**AIM:** Of all the lines in the material, how many contain the word "Practice"? State the number alone.

**RECORD EXTRACTS:**
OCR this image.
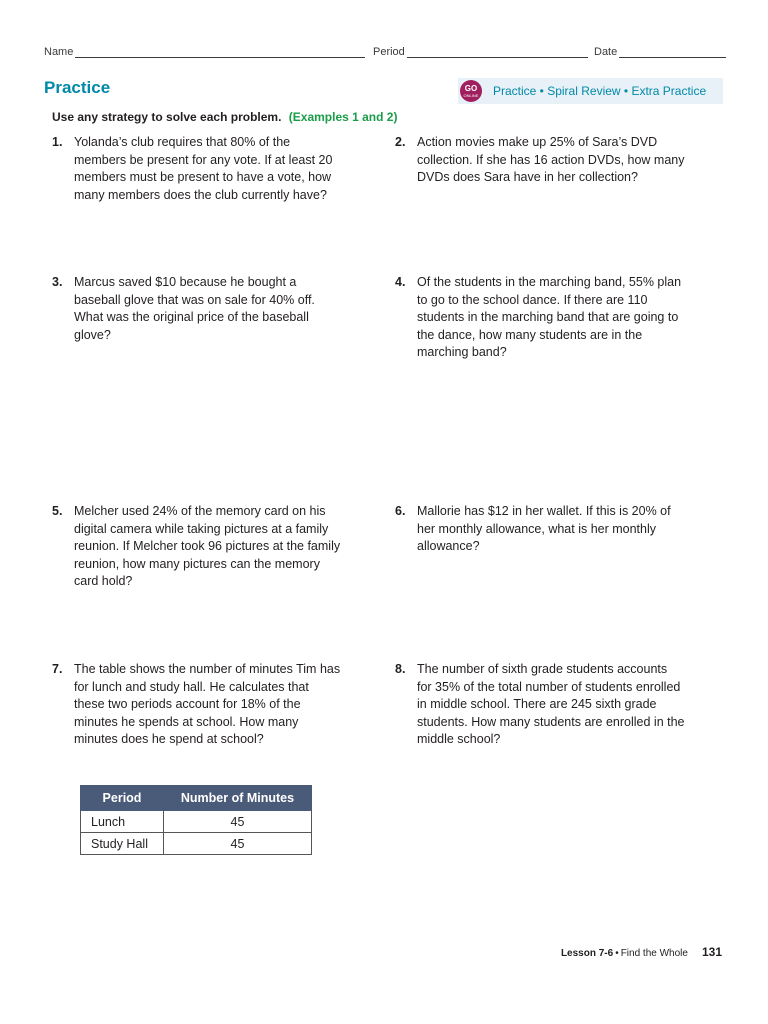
Name	Period	Date
Practice	GO
ONLINE Practice • Spiral Review • Extra Practice
Use any strategy to solve each problem. (Examples 1 and 2)
1. Yolanda’s club requires that 80% of the members be present for any vote. If at least 20 members must be present to have a vote, how many members does the club currently have?
2. Action movies make up 25% of Sara’s DVD collection. If she has 16 action DVDs, how many DVDs does Sara have in her collection?
3. Marcus saved $10 because he bought a baseball glove that was on sale for 40% off. What was the original price of the baseball glove?
4. Of the students in the marching band, 55% plan to go to the school dance. If there are 110 students in the marching band that are going to the dance, how many students are in the marching band?
5. Melcher used 24% of the memory card on his digital camera while taking pictures at a family reunion. If Melcher took 96 pictures at the family reunion, how many pictures can the memory card hold?
6. Mallorie has $12 in her wallet. If this is 20% of her monthly allowance, what is her monthly allowance?
7. The table shows the number of minutes Tim has for lunch and study hall. He calculates that these two periods account for 18% of the minutes he spends at school. How many minutes does he spend at school?
8. The number of sixth grade students accounts for 35% of the total number of students enrolled in middle school. There are 245 sixth grade students. How many students are enrolled in the middle school?
Period	Number of Minutes
Lunch	45
Study Hall	45
Lesson 7-6 • Find the Whole 131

**REPLY TO THE TASK:** 2